___ Input rows

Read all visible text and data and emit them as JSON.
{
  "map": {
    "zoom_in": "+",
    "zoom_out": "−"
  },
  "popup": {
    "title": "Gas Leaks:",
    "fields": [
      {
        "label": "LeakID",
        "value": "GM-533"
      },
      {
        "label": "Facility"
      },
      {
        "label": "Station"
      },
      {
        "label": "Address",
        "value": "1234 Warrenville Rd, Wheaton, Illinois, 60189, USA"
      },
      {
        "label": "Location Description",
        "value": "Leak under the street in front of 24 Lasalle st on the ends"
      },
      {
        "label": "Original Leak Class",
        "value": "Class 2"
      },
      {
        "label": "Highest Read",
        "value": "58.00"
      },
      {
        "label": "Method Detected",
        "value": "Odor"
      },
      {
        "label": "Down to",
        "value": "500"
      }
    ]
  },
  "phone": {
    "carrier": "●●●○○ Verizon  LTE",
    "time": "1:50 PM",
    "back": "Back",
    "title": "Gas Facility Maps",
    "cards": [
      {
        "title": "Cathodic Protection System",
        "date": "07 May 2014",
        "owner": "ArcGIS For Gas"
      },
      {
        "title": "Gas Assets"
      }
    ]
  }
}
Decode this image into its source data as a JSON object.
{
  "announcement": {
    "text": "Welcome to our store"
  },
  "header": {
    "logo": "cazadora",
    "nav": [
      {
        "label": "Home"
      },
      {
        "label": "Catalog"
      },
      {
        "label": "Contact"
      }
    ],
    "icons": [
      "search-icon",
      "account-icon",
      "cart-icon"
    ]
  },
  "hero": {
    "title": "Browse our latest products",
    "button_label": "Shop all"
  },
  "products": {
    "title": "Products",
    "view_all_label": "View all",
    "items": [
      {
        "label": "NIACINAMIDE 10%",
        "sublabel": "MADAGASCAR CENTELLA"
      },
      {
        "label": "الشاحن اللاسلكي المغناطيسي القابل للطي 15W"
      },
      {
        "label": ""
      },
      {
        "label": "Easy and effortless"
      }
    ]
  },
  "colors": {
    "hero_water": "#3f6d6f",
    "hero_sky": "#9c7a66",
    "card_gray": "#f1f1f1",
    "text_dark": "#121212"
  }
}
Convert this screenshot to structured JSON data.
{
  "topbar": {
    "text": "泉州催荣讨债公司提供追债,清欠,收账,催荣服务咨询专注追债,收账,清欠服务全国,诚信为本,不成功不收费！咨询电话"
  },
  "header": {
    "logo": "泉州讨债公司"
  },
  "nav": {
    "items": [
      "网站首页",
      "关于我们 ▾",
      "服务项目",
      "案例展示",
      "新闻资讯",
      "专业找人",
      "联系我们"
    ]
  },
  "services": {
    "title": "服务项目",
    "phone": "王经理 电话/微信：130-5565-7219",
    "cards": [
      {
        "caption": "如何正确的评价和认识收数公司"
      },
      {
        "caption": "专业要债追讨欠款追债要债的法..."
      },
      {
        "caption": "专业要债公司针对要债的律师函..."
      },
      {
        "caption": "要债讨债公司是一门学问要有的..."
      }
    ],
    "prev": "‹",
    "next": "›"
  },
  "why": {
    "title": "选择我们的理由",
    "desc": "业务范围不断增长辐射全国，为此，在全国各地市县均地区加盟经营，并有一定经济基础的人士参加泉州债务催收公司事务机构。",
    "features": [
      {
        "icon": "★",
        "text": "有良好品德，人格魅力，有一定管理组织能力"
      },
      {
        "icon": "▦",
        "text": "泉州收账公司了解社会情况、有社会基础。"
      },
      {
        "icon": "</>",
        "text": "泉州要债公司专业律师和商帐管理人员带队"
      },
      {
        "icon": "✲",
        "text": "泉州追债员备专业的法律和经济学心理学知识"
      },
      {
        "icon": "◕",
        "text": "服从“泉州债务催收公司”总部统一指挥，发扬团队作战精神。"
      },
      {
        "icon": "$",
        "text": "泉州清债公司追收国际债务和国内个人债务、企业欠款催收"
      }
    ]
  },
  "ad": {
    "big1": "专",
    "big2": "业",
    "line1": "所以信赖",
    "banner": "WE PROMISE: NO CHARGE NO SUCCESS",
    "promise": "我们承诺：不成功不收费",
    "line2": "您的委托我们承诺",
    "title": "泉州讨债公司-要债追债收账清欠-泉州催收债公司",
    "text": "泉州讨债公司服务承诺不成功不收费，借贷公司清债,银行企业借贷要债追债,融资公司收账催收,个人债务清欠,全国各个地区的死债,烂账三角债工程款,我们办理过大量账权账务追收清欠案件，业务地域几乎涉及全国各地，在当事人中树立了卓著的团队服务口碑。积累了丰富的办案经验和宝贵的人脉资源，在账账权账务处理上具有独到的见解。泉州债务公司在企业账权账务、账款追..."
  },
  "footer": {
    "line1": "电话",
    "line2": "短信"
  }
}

______

== Exercise ==
Print again each line of the listing above, exactly as it appears.

== Task output ==
Read all visible text and data and emit them as JSON.
{
  "map": {
    "zoom_in": "+",
    "zoom_out": "−"
  },
  "popup": {
    "title": "Gas Leaks:",
    "fields": [
      {
        "label": "LeakID",
        "value": "GM-533"
      },
      {
        "label": "Facility"
      },
      {
        "label": "Station"
      },
      {
        "label": "Address",
        "value": "1234 Warrenville Rd, Wheaton, Illinois, 60189, USA"
      },
      {
        "label": "Location Description",
        "value": "Leak under the street in front of 24 Lasalle st on the ends"
      },
      {
        "label": "Original Leak Class",
        "value": "Class 2"
      },
      {
        "label": "Highest Read",
        "value": "58.00"
      },
      {
        "label": "Method Detected",
        "value": "Odor"
      },
      {
        "label": "Down to",
        "value": "500"
      }
    ]
  },
  "phone": {
    "carrier": "●●●○○ Verizon  LTE",
    "time": "1:50 PM",
    "back": "Back",
    "title": "Gas Facility Maps",
    "cards": [
      {
        "title": "Cathodic Protection System",
        "date": "07 May 2014",
        "owner": "ArcGIS For Gas"
      },
      {
        "title": "Gas Assets"
      }
    ]
  }
}
Decode this image into its source data as a JSON object.
{
  "announcement": {
    "text": "Welcome to our store"
  },
  "header": {
    "logo": "cazadora",
    "nav": [
      {
        "label": "Home"
      },
      {
        "label": "Catalog"
      },
      {
        "label": "Contact"
      }
    ],
    "icons": [
      "search-icon",
      "account-icon",
      "cart-icon"
    ]
  },
  "hero": {
    "title": "Browse our latest products",
    "button_label": "Shop all"
  },
  "products": {
    "title": "Products",
    "view_all_label": "View all",
    "items": [
      {
        "label": "NIACINAMIDE 10%",
        "sublabel": "MADAGASCAR CENTELLA"
      },
      {
        "label": "الشاحن اللاسلكي المغناطيسي القابل للطي 15W"
      },
      {
        "label": ""
      },
      {
        "label": "Easy and effortless"
      }
    ]
  },
  "colors": {
    "hero_water": "#3f6d6f",
    "hero_sky": "#9c7a66",
    "card_gray": "#f1f1f1",
    "text_dark": "#121212"
  }
}
Convert this screenshot to structured JSON data.
{
  "topbar": {
    "text": "泉州催荣讨债公司提供追债,清欠,收账,催荣服务咨询专注追债,收账,清欠服务全国,诚信为本,不成功不收费！咨询电话"
  },
  "header": {
    "logo": "泉州讨债公司"
  },
  "nav": {
    "items": [
      "网站首页",
      "关于我们 ▾",
      "服务项目",
      "案例展示",
      "新闻资讯",
      "专业找人",
      "联系我们"
    ]
  },
  "services": {
    "title": "服务项目",
    "phone": "王经理 电话/微信：130-5565-7219",
    "cards": [
      {
        "caption": "如何正确的评价和认识收数公司"
      },
      {
        "caption": "专业要债追讨欠款追债要债的法..."
      },
      {
        "caption": "专业要债公司针对要债的律师函..."
      },
      {
        "caption": "要债讨债公司是一门学问要有的..."
      }
    ],
    "prev": "‹",
    "next": "›"
  },
  "why": {
    "title": "选择我们的理由",
    "desc": "业务范围不断增长辐射全国，为此，在全国各地市县均地区加盟经营，并有一定经济基础的人士参加泉州债务催收公司事务机构。",
    "features": [
      {
        "icon": "★",
        "text": "有良好品德，人格魅力，有一定管理组织能力"
      },
      {
        "icon": "▦",
        "text": "泉州收账公司了解社会情况、有社会基础。"
      },
      {
        "icon": "</>",
        "text": "泉州要债公司专业律师和商帐管理人员带队"
      },
      {
        "icon": "✲",
        "text": "泉州追债员备专业的法律和经济学心理学知识"
      },
      {
        "icon": "◕",
        "text": "服从“泉州债务催收公司”总部统一指挥，发扬团队作战精神。"
      },
      {
        "icon": "$",
        "text": "泉州清债公司追收国际债务和国内个人债务、企业欠款催收"
      }
    ]
  },
  "ad": {
    "big1": "专",
    "big2": "业",
    "line1": "所以信赖",
    "banner": "WE PROMISE: NO CHARGE NO SUCCESS",
    "promise": "我们承诺：不成功不收费",
    "line2": "您的委托我们承诺",
    "title": "泉州讨债公司-要债追债收账清欠-泉州催收债公司",
    "text": "泉州讨债公司服务承诺不成功不收费，借贷公司清债,银行企业借贷要债追债,融资公司收账催收,个人债务清欠,全国各个地区的死债,烂账三角债工程款,我们办理过大量账权账务追收清欠案件，业务地域几乎涉及全国各地，在当事人中树立了卓著的团队服务口碑。积累了丰富的办案经验和宝贵的人脉资源，在账账权账务处理上具有独到的见解。泉州债务公司在企业账权账务、账款追..."
  },
  "footer": {
    "line1": "电话",
    "line2": "短信"
  }
}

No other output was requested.